::: ITEMS
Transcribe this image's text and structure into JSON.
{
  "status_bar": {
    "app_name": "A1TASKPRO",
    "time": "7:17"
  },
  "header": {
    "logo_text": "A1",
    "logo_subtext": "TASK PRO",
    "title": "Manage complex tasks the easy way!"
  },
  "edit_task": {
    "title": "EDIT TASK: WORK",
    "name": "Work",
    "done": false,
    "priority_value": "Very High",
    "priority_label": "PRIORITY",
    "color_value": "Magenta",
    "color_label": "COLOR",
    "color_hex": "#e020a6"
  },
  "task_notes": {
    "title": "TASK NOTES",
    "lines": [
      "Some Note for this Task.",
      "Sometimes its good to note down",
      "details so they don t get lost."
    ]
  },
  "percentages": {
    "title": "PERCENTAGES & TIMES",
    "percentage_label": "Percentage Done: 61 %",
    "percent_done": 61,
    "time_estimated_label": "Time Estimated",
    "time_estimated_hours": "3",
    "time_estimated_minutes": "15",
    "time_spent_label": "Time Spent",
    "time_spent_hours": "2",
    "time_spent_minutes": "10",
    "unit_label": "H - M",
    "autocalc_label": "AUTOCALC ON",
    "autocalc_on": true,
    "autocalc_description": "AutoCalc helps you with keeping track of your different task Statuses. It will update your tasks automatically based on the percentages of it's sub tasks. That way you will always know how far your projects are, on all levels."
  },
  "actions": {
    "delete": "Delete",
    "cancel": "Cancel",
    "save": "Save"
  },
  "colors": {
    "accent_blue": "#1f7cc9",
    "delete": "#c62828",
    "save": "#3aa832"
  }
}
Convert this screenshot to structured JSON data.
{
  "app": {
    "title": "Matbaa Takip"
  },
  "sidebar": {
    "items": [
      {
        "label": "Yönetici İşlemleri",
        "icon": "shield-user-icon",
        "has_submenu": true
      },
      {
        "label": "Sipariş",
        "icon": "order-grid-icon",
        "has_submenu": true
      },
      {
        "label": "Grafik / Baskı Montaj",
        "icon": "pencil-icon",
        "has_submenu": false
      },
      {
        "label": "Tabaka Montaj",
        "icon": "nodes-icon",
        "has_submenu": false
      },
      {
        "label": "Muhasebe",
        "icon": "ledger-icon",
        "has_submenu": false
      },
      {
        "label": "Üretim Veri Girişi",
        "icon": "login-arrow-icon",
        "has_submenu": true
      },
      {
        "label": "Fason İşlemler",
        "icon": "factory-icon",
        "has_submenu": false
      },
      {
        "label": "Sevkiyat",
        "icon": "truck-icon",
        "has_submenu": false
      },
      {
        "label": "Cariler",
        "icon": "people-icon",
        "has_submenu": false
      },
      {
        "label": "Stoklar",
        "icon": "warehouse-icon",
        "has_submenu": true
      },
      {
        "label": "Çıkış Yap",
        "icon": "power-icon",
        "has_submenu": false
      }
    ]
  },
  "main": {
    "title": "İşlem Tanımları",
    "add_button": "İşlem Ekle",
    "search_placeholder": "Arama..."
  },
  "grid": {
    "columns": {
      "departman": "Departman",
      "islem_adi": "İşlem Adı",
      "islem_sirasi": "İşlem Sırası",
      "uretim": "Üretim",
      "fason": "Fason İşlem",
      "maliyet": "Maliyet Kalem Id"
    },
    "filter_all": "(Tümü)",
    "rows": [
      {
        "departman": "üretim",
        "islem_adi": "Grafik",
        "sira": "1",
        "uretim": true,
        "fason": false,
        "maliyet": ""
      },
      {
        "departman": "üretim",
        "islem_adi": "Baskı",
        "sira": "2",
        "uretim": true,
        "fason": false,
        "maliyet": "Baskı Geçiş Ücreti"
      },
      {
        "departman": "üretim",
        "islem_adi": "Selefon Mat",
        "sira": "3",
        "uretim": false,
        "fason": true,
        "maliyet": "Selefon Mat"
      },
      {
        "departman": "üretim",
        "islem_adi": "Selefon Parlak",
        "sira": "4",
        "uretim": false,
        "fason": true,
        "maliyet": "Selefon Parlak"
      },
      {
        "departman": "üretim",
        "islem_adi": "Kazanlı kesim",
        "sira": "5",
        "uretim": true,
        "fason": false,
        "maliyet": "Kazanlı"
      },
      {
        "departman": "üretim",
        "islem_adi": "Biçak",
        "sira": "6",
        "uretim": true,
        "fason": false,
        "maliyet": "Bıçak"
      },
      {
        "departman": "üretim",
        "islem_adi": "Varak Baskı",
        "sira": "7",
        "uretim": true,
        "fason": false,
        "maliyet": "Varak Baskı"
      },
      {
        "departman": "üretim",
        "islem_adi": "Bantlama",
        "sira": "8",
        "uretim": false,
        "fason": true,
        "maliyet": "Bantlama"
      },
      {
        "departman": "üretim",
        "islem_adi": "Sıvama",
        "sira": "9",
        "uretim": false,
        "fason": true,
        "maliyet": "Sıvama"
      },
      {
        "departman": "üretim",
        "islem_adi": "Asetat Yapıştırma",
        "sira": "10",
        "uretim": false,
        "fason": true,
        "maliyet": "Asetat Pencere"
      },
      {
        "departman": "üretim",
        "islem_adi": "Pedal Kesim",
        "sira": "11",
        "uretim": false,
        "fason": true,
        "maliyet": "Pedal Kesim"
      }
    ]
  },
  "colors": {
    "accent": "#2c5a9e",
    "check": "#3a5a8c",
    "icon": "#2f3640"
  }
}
::::::
• EXERCISE BRIEF
Repeat the records exactly, including every line.

• RESPONSE TO THE EXERCISE
Transcribe this image's text and structure into JSON.
{
  "status_bar": {
    "app_name": "A1TASKPRO",
    "time": "7:17"
  },
  "header": {
    "logo_text": "A1",
    "logo_subtext": "TASK PRO",
    "title": "Manage complex tasks the easy way!"
  },
  "edit_task": {
    "title": "EDIT TASK: WORK",
    "name": "Work",
    "done": false,
    "priority_value": "Very High",
    "priority_label": "PRIORITY",
    "color_value": "Magenta",
    "color_label": "COLOR",
    "color_hex": "#e020a6"
  },
  "task_notes": {
    "title": "TASK NOTES",
    "lines": [
      "Some Note for this Task.",
      "Sometimes its good to note down",
      "details so they don t get lost."
    ]
  },
  "percentages": {
    "title": "PERCENTAGES & TIMES",
    "percentage_label": "Percentage Done: 61 %",
    "percent_done": 61,
    "time_estimated_label": "Time Estimated",
    "time_estimated_hours": "3",
    "time_estimated_minutes": "15",
    "time_spent_label": "Time Spent",
    "time_spent_hours": "2",
    "time_spent_minutes": "10",
    "unit_label": "H - M",
    "autocalc_label": "AUTOCALC ON",
    "autocalc_on": true,
    "autocalc_description": "AutoCalc helps you with keeping track of your different task Statuses. It will update your tasks automatically based on the percentages of it's sub tasks. That way you will always know how far your projects are, on all levels."
  },
  "actions": {
    "delete": "Delete",
    "cancel": "Cancel",
    "save": "Save"
  },
  "colors": {
    "accent_blue": "#1f7cc9",
    "delete": "#c62828",
    "save": "#3aa832"
  }
}
Convert this screenshot to structured JSON data.
{
  "app": {
    "title": "Matbaa Takip"
  },
  "sidebar": {
    "items": [
      {
        "label": "Yönetici İşlemleri",
        "icon": "shield-user-icon",
        "has_submenu": true
      },
      {
        "label": "Sipariş",
        "icon": "order-grid-icon",
        "has_submenu": true
      },
      {
        "label": "Grafik / Baskı Montaj",
        "icon": "pencil-icon",
        "has_submenu": false
      },
      {
        "label": "Tabaka Montaj",
        "icon": "nodes-icon",
        "has_submenu": false
      },
      {
        "label": "Muhasebe",
        "icon": "ledger-icon",
        "has_submenu": false
      },
      {
        "label": "Üretim Veri Girişi",
        "icon": "login-arrow-icon",
        "has_submenu": true
      },
      {
        "label": "Fason İşlemler",
        "icon": "factory-icon",
        "has_submenu": false
      },
      {
        "label": "Sevkiyat",
        "icon": "truck-icon",
        "has_submenu": false
      },
      {
        "label": "Cariler",
        "icon": "people-icon",
        "has_submenu": false
      },
      {
        "label": "Stoklar",
        "icon": "warehouse-icon",
        "has_submenu": true
      },
      {
        "label": "Çıkış Yap",
        "icon": "power-icon",
        "has_submenu": false
      }
    ]
  },
  "main": {
    "title": "İşlem Tanımları",
    "add_button": "İşlem Ekle",
    "search_placeholder": "Arama..."
  },
  "grid": {
    "columns": {
      "departman": "Departman",
      "islem_adi": "İşlem Adı",
      "islem_sirasi": "İşlem Sırası",
      "uretim": "Üretim",
      "fason": "Fason İşlem",
      "maliyet": "Maliyet Kalem Id"
    },
    "filter_all": "(Tümü)",
    "rows": [
      {
        "departman": "üretim",
        "islem_adi": "Grafik",
        "sira": "1",
        "uretim": true,
        "fason": false,
        "maliyet": ""
      },
      {
        "departman": "üretim",
        "islem_adi": "Baskı",
        "sira": "2",
        "uretim": true,
        "fason": false,
        "maliyet": "Baskı Geçiş Ücreti"
      },
      {
        "departman": "üretim",
        "islem_adi": "Selefon Mat",
        "sira": "3",
        "uretim": false,
        "fason": true,
        "maliyet": "Selefon Mat"
      },
      {
        "departman": "üretim",
        "islem_adi": "Selefon Parlak",
        "sira": "4",
        "uretim": false,
        "fason": true,
        "maliyet": "Selefon Parlak"
      },
      {
        "departman": "üretim",
        "islem_adi": "Kazanlı kesim",
        "sira": "5",
        "uretim": true,
        "fason": false,
        "maliyet": "Kazanlı"
      },
      {
        "departman": "üretim",
        "islem_adi": "Biçak",
        "sira": "6",
        "uretim": true,
        "fason": false,
        "maliyet": "Bıçak"
      },
      {
        "departman": "üretim",
        "islem_adi": "Varak Baskı",
        "sira": "7",
        "uretim": true,
        "fason": false,
        "maliyet": "Varak Baskı"
      },
      {
        "departman": "üretim",
        "islem_adi": "Bantlama",
        "sira": "8",
        "uretim": false,
        "fason": true,
        "maliyet": "Bantlama"
      },
      {
        "departman": "üretim",
        "islem_adi": "Sıvama",
        "sira": "9",
        "uretim": false,
        "fason": true,
        "maliyet": "Sıvama"
      },
      {
        "departman": "üretim",
        "islem_adi": "Asetat Yapıştırma",
        "sira": "10",
        "uretim": false,
        "fason": true,
        "maliyet": "Asetat Pencere"
      },
      {
        "departman": "üretim",
        "islem_adi": "Pedal Kesim",
        "sira": "11",
        "uretim": false,
        "fason": true,
        "maliyet": "Pedal Kesim"
      }
    ]
  },
  "colors": {
    "accent": "#2c5a9e",
    "check": "#3a5a8c",
    "icon": "#2f3640"
  }
}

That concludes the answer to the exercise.